**TASK GOAL**: Copy every line of the data that includes the string "site".

**Component data from apps and pages**:
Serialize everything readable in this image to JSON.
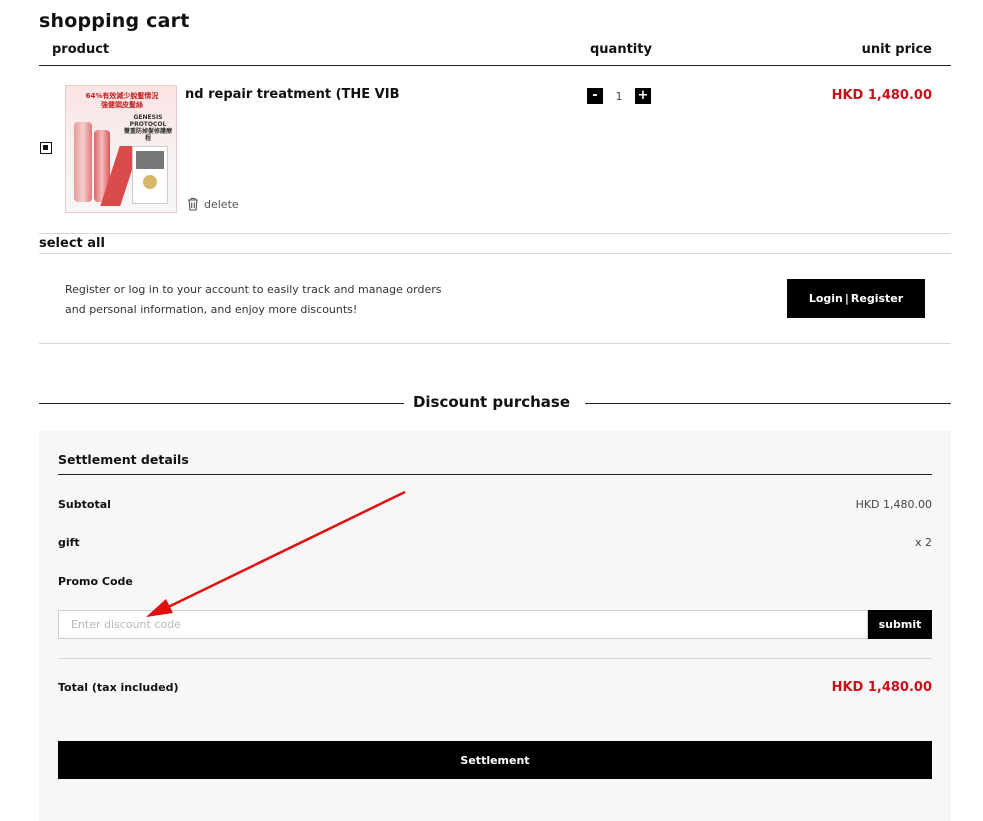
{
  "cart": {
    "title": "shopping cart",
    "columns": {
      "product": "product",
      "quantity": "quantity",
      "unit_price": "unit price"
    },
    "item": {
      "image_lines": [
        "64%有效減少脫髮情況",
        "強健頭皮髮絲"
      ],
      "image_badge": "GENESIS PROTOCOL",
      "image_caption": "雙重防掉髮修護療程",
      "name": "nd repair treatment (THE VIB",
      "delete_label": "delete",
      "quantity": "1",
      "minus": "-",
      "plus": "+",
      "price": "HKD 1,480.00",
      "selected": true
    },
    "select_all": "select all"
  },
  "register": {
    "text": "Register or log in to your account to easily track and manage orders and personal information, and enjoy more discounts!",
    "login": "Login",
    "separator": "|",
    "register": "Register"
  },
  "discount": {
    "title": "Discount purchase"
  },
  "settlement": {
    "heading": "Settlement details",
    "subtotal_label": "Subtotal",
    "subtotal_value": "HKD 1,480.00",
    "gift_label": "gift",
    "gift_value": "x 2",
    "promo_label": "Promo Code",
    "promo_placeholder": "Enter discount code",
    "promo_value": "",
    "submit": "submit",
    "total_label": "Total (tax included)",
    "total_value": "HKD 1,480.00",
    "settle_button": "Settlement"
  },
  "colors": {
    "accent_red": "#c8101c",
    "button_bg": "#000000",
    "panel_bg": "#f7f7f7",
    "arrow": "#e01010"
  }
}
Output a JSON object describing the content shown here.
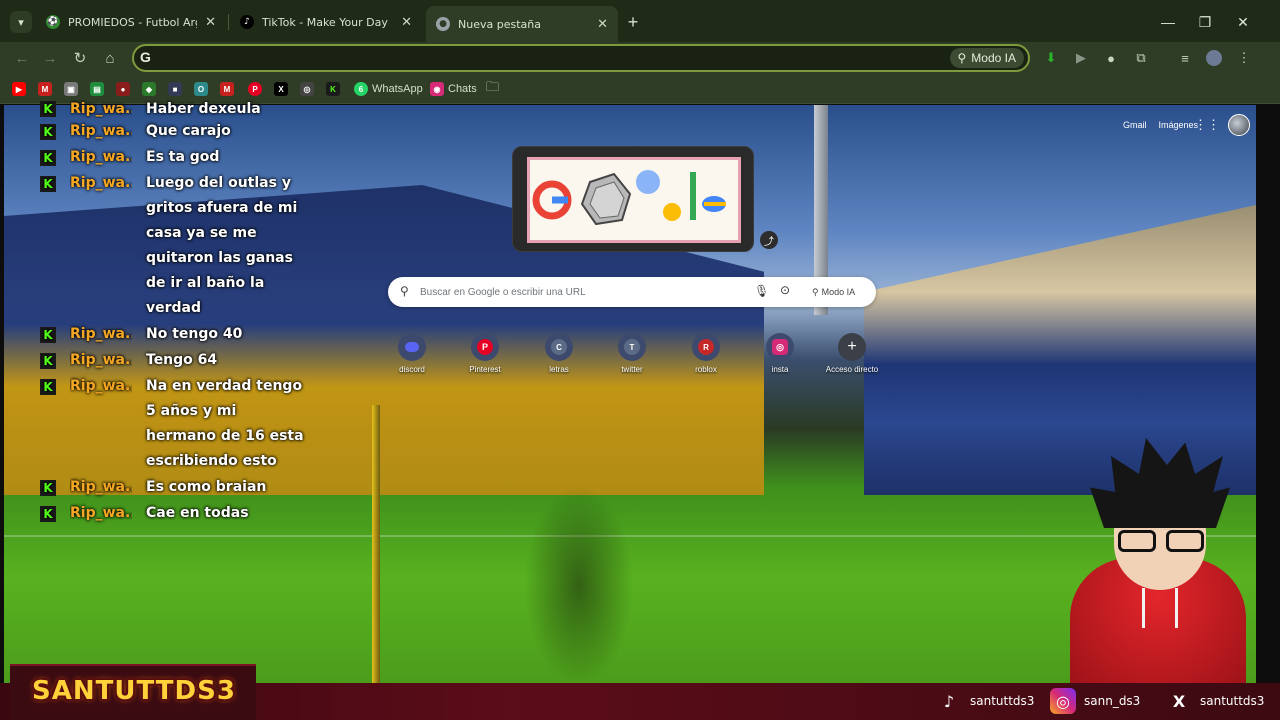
{
  "tabs": [
    {
      "title": "PROMIEDOS - Futbol Argentino",
      "icon": "promiedos-icon",
      "close": "✕",
      "active": false
    },
    {
      "title": "TikTok - Make Your Day",
      "icon": "tiktok-icon",
      "close": "✕",
      "active": false
    },
    {
      "title": "Nueva pestaña",
      "icon": "chrome-icon",
      "close": "✕",
      "active": true
    }
  ],
  "window_controls": {
    "minimize": "—",
    "maximize": "❐",
    "close": "✕"
  },
  "toolbar": {
    "omnibox_g": "G",
    "ai_mode_label": "Modo IA"
  },
  "bookmarks": [
    {
      "label": "",
      "icon": "youtube-icon",
      "color": "#ff0000",
      "glyph": "▶"
    },
    {
      "label": "",
      "icon": "gmail-icon",
      "color": "#c5221f",
      "glyph": "M"
    },
    {
      "label": "",
      "icon": "photos-icon",
      "color": "#7a7a7a",
      "glyph": "▣"
    },
    {
      "label": "",
      "icon": "sheets-icon",
      "color": "#1e8e3e",
      "glyph": "▤"
    },
    {
      "label": "",
      "icon": "site-icon-red",
      "color": "#8a1c1c",
      "glyph": "●"
    },
    {
      "label": "",
      "icon": "github-icon",
      "color": "#2b7a2b",
      "glyph": "◆"
    },
    {
      "label": "",
      "icon": "site-icon-dark",
      "color": "#333a55",
      "glyph": "■"
    },
    {
      "label": "",
      "icon": "opera-icon",
      "color": "#2d8a8a",
      "glyph": "O"
    },
    {
      "label": "",
      "icon": "gmail-icon-2",
      "color": "#c5221f",
      "glyph": "M"
    },
    {
      "label": "",
      "icon": "pinterest-icon",
      "color": "#e60023",
      "glyph": "P"
    },
    {
      "label": "",
      "icon": "x-icon",
      "color": "#000000",
      "glyph": "X"
    },
    {
      "label": "",
      "icon": "chatgpt-icon",
      "color": "#444444",
      "glyph": "◎"
    },
    {
      "label": "",
      "icon": "kick-icon",
      "color": "#1a1a1a",
      "glyph": "K"
    },
    {
      "label": "WhatsApp",
      "icon": "whatsapp-icon",
      "color": "#25d366",
      "glyph": "6"
    },
    {
      "label": "Chats",
      "icon": "instagram-icon",
      "color": "#d62976",
      "glyph": "◉"
    },
    {
      "label": "",
      "icon": "folder-icon",
      "color": "#2f3d26",
      "glyph": "🗀"
    }
  ],
  "ntp": {
    "gmail_link": "Gmail",
    "images_link": "Imágenes",
    "search_placeholder": "Buscar en Google o escribir una URL",
    "ai_mode_label": "Modo IA",
    "shortcuts": [
      {
        "label": "discord",
        "letter": "◉",
        "color": "#5865f2"
      },
      {
        "label": "Pinterest",
        "letter": "P",
        "color": "#e60023"
      },
      {
        "label": "letras",
        "letter": "C",
        "color": "#5b6b86"
      },
      {
        "label": "twitter",
        "letter": "T",
        "color": "#5b6b86"
      },
      {
        "label": "roblox",
        "letter": "R",
        "color": "#c62828"
      },
      {
        "label": "insta",
        "letter": "◎",
        "color": "#d62976"
      },
      {
        "label": "Acceso directo",
        "letter": "+",
        "color": "#3a3f48"
      }
    ]
  },
  "chat": [
    {
      "user": "Rip_wa...",
      "text": "Haber dexeula"
    },
    {
      "user": "Rip_wa...",
      "text": "Que carajo"
    },
    {
      "user": "Rip_wa...",
      "text": "Es ta god"
    },
    {
      "user": "Rip_wa...",
      "text": "Luego del outlas y gritos afuera de mi casa ya se me quitaron las ganas de ir al baño la verdad"
    },
    {
      "user": "Rip_wa...",
      "text": "No tengo 40"
    },
    {
      "user": "Rip_wa...",
      "text": "Tengo 64"
    },
    {
      "user": "Rip_wa...",
      "text": "Na en verdad tengo 5 años y mi hermano de 16 esta escribiendo esto"
    },
    {
      "user": "Rip_wa...",
      "text": "Es como braian"
    },
    {
      "user": "Rip_wa...",
      "text": "Cae en todas"
    }
  ],
  "stream": {
    "logo": "SANTUTTDS3",
    "socials": [
      {
        "handle": "santuttds3",
        "icon": "tiktok-icon"
      },
      {
        "handle": "sann_ds3",
        "icon": "instagram-icon"
      },
      {
        "handle": "santuttds3",
        "icon": "x-icon"
      }
    ]
  }
}
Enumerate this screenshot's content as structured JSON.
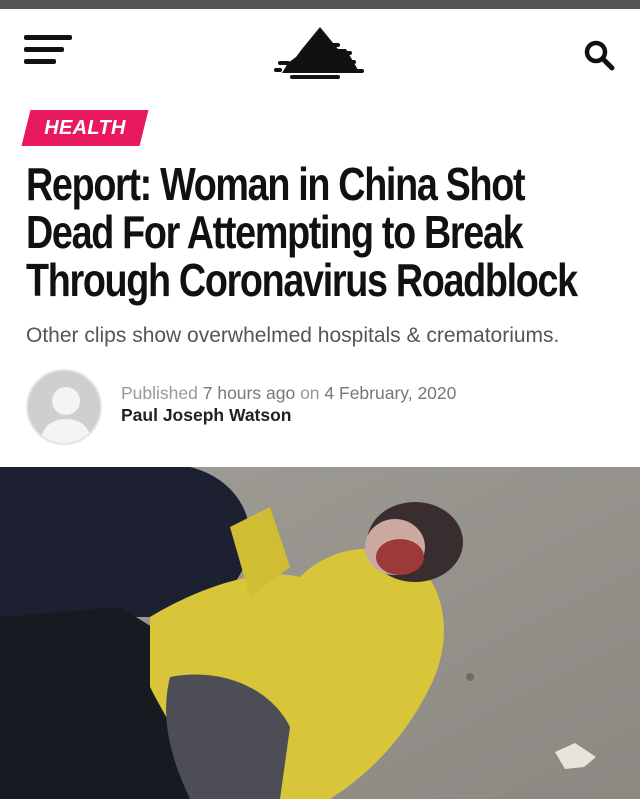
{
  "header": {
    "menu_icon": "hamburger-menu-icon",
    "logo_icon": "site-logo-mountain-icon",
    "search_icon": "search-icon"
  },
  "article": {
    "category": "HEALTH",
    "category_color": "#e8195e",
    "headline_lines": [
      "Report: Woman in China Shot",
      "Dead For Attempting to Break",
      "Through Coronavirus Roadblock"
    ],
    "subtitle": "Other clips show overwhelmed hospitals & crematoriums.",
    "byline": {
      "published_prefix": "Published",
      "relative_time": "7 hours ago",
      "on_word": "on",
      "date": "4 February, 2020",
      "author": "Paul Joseph Watson"
    },
    "hero_image": "video still: person in yellow coat lying on pavement"
  }
}
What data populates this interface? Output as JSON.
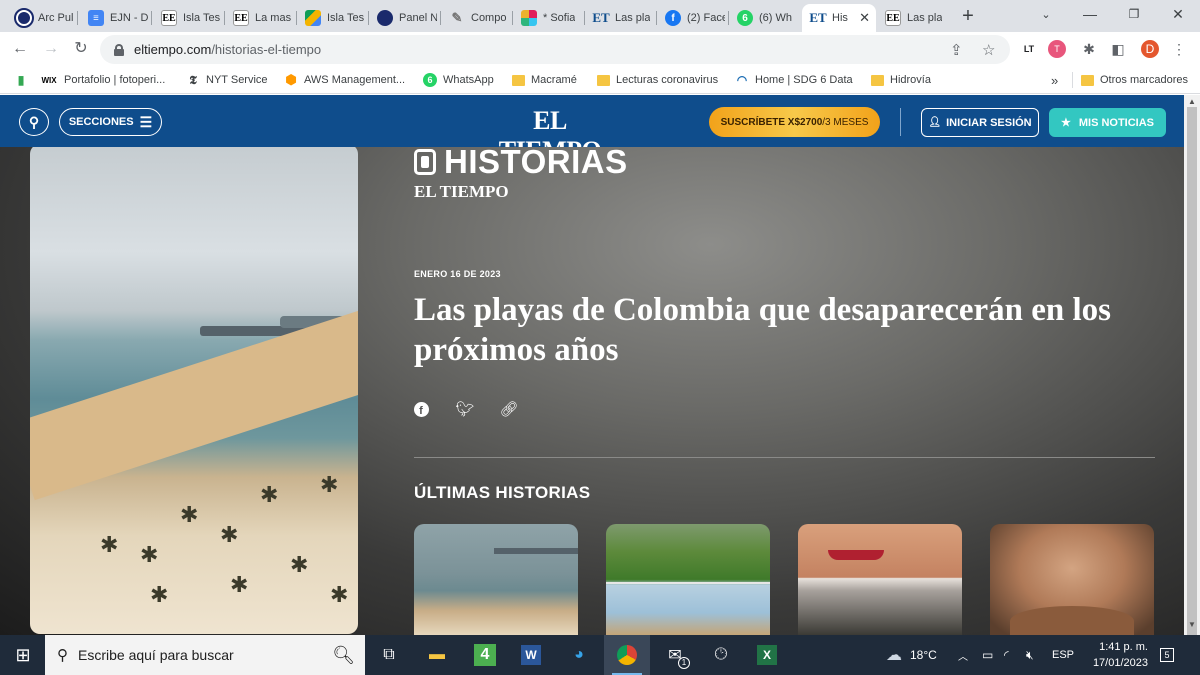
{
  "tabs": [
    {
      "title": "Arc Pul",
      "icon": "circle-o-icon"
    },
    {
      "title": "EJN - D",
      "icon": "docs-icon"
    },
    {
      "title": "Isla Tes",
      "icon": "ee-icon"
    },
    {
      "title": "La mas",
      "icon": "ee-icon"
    },
    {
      "title": "Isla Tes",
      "icon": "drive-icon"
    },
    {
      "title": "Panel N",
      "icon": "circle-o-icon"
    },
    {
      "title": "Compo",
      "icon": "pencil-icon"
    },
    {
      "title": "* Sofia",
      "icon": "slack-icon"
    },
    {
      "title": "Las pla",
      "icon": "et-icon"
    },
    {
      "title": "(2) Face",
      "icon": "facebook-icon"
    },
    {
      "title": "(6) Wh",
      "icon": "whatsapp-icon"
    },
    {
      "title": "His",
      "icon": "et-icon",
      "active": true
    },
    {
      "title": "Las pla",
      "icon": "ee-icon"
    }
  ],
  "omnibox": {
    "domain": "eltiempo.com",
    "path": "/historias-el-tiempo"
  },
  "profile_initial": "D",
  "bookmarks": [
    {
      "label": "Portafolio | fotoperi...",
      "icon": "wix-icon",
      "badge": "WIX"
    },
    {
      "label": "NYT Service",
      "icon": "nyt-icon"
    },
    {
      "label": "AWS Management...",
      "icon": "aws-icon"
    },
    {
      "label": "WhatsApp",
      "icon": "whatsapp-icon"
    },
    {
      "label": "Macramé",
      "icon": "folder-icon"
    },
    {
      "label": "Lecturas coronavirus",
      "icon": "folder-icon"
    },
    {
      "label": "Home | SDG 6 Data",
      "icon": "un-icon"
    },
    {
      "label": "Hidrovía",
      "icon": "folder-icon"
    }
  ],
  "bookmarks_more": "»",
  "other_bookmarks": "Otros marcadores",
  "site": {
    "sections_label": "SECCIONES",
    "logo": "EL TIEMPO",
    "subscribe_prefix": "SUSCRÍBETE X ",
    "subscribe_price": "$2700",
    "subscribe_period": "/3 MESES",
    "login_label": "INICIAR SESIÓN",
    "my_news_label": "MIS NOTICIAS"
  },
  "hero": {
    "brand_top": "HISTORIAS",
    "brand_bottom": "EL TIEMPO",
    "date": "ENERO 16 DE 2023",
    "headline": "Las playas de Colombia que desaparecerán en los próximos años",
    "latest_heading": "ÚLTIMAS HISTORIAS"
  },
  "taskbar": {
    "search_placeholder": "Escribe aquí para buscar",
    "weather": "18°C",
    "language": "ESP",
    "time": "1:41 p. m.",
    "date": "17/01/2023",
    "notifications": "5",
    "mail_badge": "1",
    "edge_badge": "4"
  }
}
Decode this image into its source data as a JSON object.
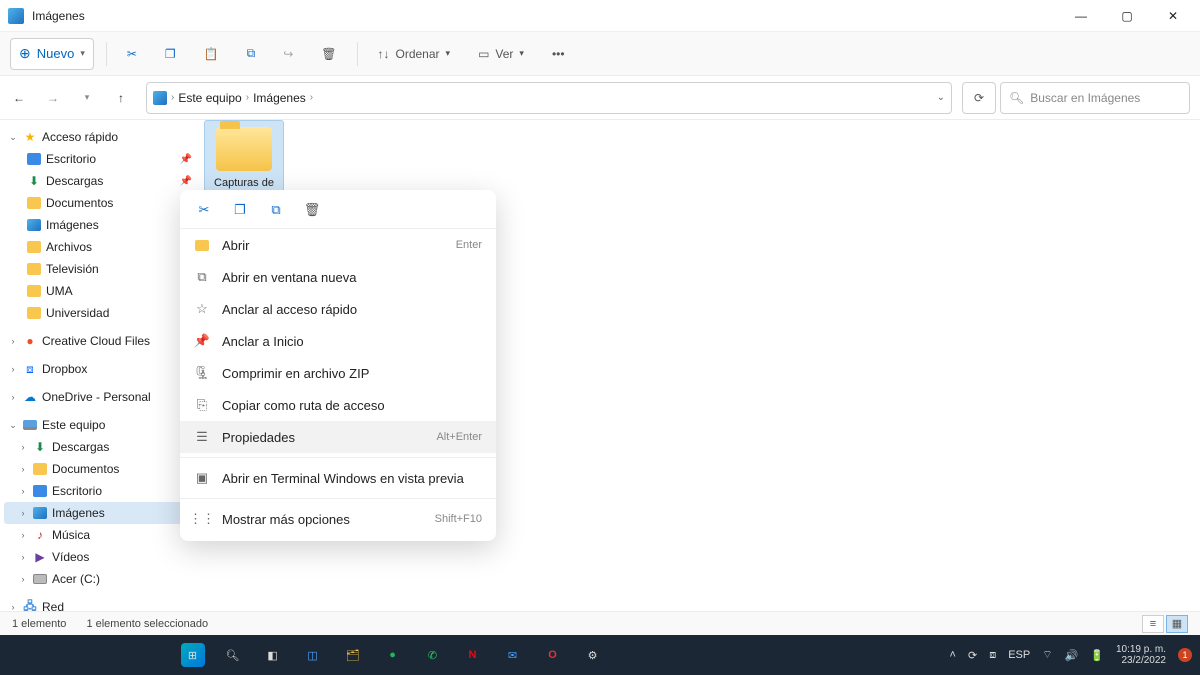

**FINISHED TASK**:
      "icon": "site-icon-red",
      "icon": "site-icon-dark",
    "logo_icon": "site-logo-mountain-icon",
  "site": {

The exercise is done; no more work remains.